---------- Records shown

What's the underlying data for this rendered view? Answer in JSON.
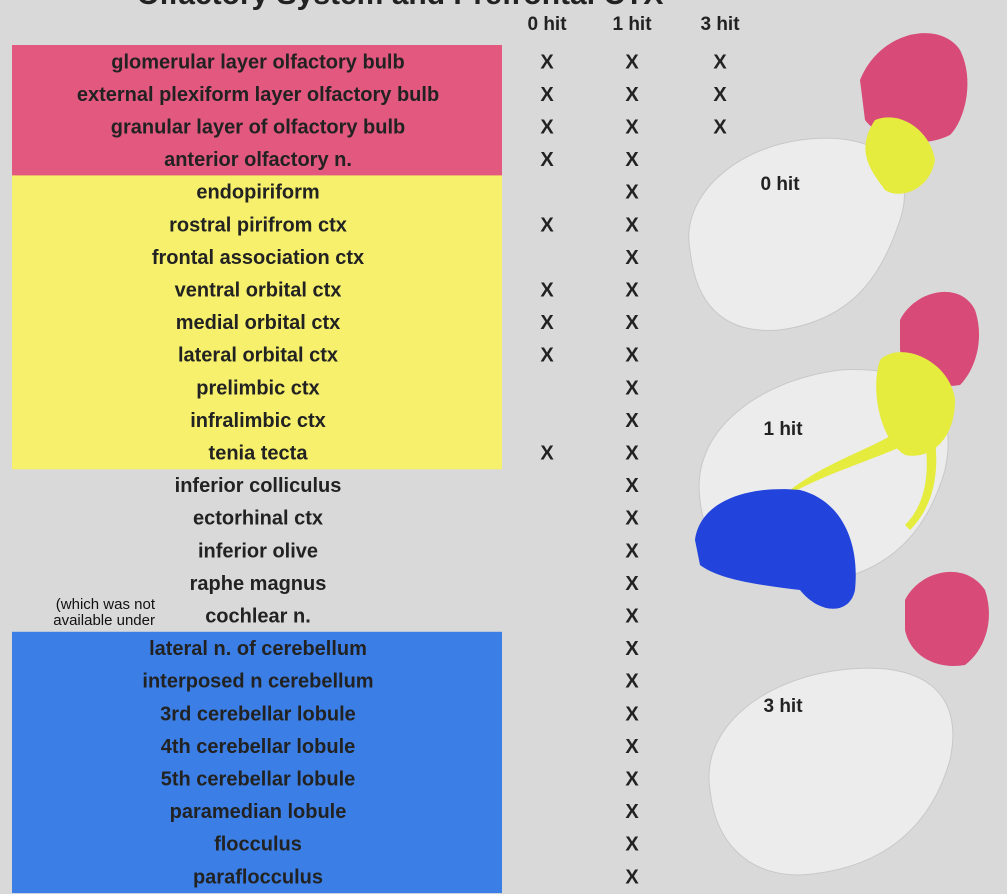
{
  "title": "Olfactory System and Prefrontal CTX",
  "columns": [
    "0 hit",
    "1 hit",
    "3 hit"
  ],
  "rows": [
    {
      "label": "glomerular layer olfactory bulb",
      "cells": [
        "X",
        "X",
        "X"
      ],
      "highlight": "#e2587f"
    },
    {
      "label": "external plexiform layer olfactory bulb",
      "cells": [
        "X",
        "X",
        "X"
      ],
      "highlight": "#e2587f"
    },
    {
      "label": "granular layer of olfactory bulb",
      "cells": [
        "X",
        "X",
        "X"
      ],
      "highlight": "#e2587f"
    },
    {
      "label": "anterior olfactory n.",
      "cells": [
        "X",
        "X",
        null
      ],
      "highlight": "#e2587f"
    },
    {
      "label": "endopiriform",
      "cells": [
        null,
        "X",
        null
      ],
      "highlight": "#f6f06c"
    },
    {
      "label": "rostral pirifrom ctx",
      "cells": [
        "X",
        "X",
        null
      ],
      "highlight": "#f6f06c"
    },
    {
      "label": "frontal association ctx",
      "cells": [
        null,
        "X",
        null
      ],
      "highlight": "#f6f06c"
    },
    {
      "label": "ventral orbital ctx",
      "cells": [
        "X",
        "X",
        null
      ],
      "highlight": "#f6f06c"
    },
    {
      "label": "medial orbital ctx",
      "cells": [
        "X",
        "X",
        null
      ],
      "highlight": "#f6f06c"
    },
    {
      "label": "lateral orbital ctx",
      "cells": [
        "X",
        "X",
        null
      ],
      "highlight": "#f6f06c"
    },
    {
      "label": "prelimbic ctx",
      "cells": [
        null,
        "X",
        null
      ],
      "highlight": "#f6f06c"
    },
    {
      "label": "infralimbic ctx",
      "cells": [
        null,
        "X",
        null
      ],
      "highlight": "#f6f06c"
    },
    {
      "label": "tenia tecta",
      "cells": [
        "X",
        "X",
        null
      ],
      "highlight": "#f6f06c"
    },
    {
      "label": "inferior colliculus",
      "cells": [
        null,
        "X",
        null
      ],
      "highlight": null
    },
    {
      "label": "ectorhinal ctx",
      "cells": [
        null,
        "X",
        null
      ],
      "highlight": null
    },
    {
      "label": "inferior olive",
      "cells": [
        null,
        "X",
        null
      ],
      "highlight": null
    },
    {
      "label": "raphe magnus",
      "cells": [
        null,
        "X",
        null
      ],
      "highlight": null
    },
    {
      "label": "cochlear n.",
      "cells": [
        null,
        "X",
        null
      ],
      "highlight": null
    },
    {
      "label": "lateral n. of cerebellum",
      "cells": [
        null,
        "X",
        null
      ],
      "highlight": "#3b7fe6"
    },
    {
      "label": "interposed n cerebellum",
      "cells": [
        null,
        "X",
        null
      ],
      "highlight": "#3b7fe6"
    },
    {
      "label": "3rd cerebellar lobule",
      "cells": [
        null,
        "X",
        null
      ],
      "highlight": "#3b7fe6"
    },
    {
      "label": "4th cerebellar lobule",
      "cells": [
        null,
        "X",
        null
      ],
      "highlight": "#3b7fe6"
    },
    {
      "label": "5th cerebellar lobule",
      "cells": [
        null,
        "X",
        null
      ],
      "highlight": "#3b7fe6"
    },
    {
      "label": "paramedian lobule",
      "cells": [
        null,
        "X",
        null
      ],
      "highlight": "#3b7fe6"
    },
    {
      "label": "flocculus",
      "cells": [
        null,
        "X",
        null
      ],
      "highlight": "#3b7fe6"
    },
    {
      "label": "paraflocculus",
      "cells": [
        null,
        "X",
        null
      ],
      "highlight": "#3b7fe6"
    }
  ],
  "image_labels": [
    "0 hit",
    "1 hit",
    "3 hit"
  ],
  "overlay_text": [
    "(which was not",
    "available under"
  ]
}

--------------------

■ **Written instruction**
Transcribe every entry word for word, but omit the pictures.

■ **Response to this task**
What's the underlying data for this rendered view? Answer in JSON.
{
  "title": "Olfactory System and Prefrontal CTX",
  "columns": [
    "0 hit",
    "1 hit",
    "3 hit"
  ],
  "rows": [
    {
      "label": "glomerular layer olfactory bulb",
      "cells": [
        "X",
        "X",
        "X"
      ],
      "highlight": "#e2587f"
    },
    {
      "label": "external plexiform layer olfactory bulb",
      "cells": [
        "X",
        "X",
        "X"
      ],
      "highlight": "#e2587f"
    },
    {
      "label": "granular layer of olfactory bulb",
      "cells": [
        "X",
        "X",
        "X"
      ],
      "highlight": "#e2587f"
    },
    {
      "label": "anterior olfactory n.",
      "cells": [
        "X",
        "X",
        null
      ],
      "highlight": "#e2587f"
    },
    {
      "label": "endopiriform",
      "cells": [
        null,
        "X",
        null
      ],
      "highlight": "#f6f06c"
    },
    {
      "label": "rostral pirifrom ctx",
      "cells": [
        "X",
        "X",
        null
      ],
      "highlight": "#f6f06c"
    },
    {
      "label": "frontal association ctx",
      "cells": [
        null,
        "X",
        null
      ],
      "highlight": "#f6f06c"
    },
    {
      "label": "ventral orbital ctx",
      "cells": [
        "X",
        "X",
        null
      ],
      "highlight": "#f6f06c"
    },
    {
      "label": "medial orbital ctx",
      "cells": [
        "X",
        "X",
        null
      ],
      "highlight": "#f6f06c"
    },
    {
      "label": "lateral orbital ctx",
      "cells": [
        "X",
        "X",
        null
      ],
      "highlight": "#f6f06c"
    },
    {
      "label": "prelimbic ctx",
      "cells": [
        null,
        "X",
        null
      ],
      "highlight": "#f6f06c"
    },
    {
      "label": "infralimbic ctx",
      "cells": [
        null,
        "X",
        null
      ],
      "highlight": "#f6f06c"
    },
    {
      "label": "tenia tecta",
      "cells": [
        "X",
        "X",
        null
      ],
      "highlight": "#f6f06c"
    },
    {
      "label": "inferior colliculus",
      "cells": [
        null,
        "X",
        null
      ],
      "highlight": null
    },
    {
      "label": "ectorhinal ctx",
      "cells": [
        null,
        "X",
        null
      ],
      "highlight": null
    },
    {
      "label": "inferior olive",
      "cells": [
        null,
        "X",
        null
      ],
      "highlight": null
    },
    {
      "label": "raphe magnus",
      "cells": [
        null,
        "X",
        null
      ],
      "highlight": null
    },
    {
      "label": "cochlear n.",
      "cells": [
        null,
        "X",
        null
      ],
      "highlight": null
    },
    {
      "label": "lateral n. of cerebellum",
      "cells": [
        null,
        "X",
        null
      ],
      "highlight": "#3b7fe6"
    },
    {
      "label": "interposed n cerebellum",
      "cells": [
        null,
        "X",
        null
      ],
      "highlight": "#3b7fe6"
    },
    {
      "label": "3rd cerebellar lobule",
      "cells": [
        null,
        "X",
        null
      ],
      "highlight": "#3b7fe6"
    },
    {
      "label": "4th cerebellar lobule",
      "cells": [
        null,
        "X",
        null
      ],
      "highlight": "#3b7fe6"
    },
    {
      "label": "5th cerebellar lobule",
      "cells": [
        null,
        "X",
        null
      ],
      "highlight": "#3b7fe6"
    },
    {
      "label": "paramedian lobule",
      "cells": [
        null,
        "X",
        null
      ],
      "highlight": "#3b7fe6"
    },
    {
      "label": "flocculus",
      "cells": [
        null,
        "X",
        null
      ],
      "highlight": "#3b7fe6"
    },
    {
      "label": "paraflocculus",
      "cells": [
        null,
        "X",
        null
      ],
      "highlight": "#3b7fe6"
    }
  ],
  "image_labels": [
    "0 hit",
    "1 hit",
    "3 hit"
  ],
  "overlay_text": [
    "(which was not",
    "available under"
  ]
}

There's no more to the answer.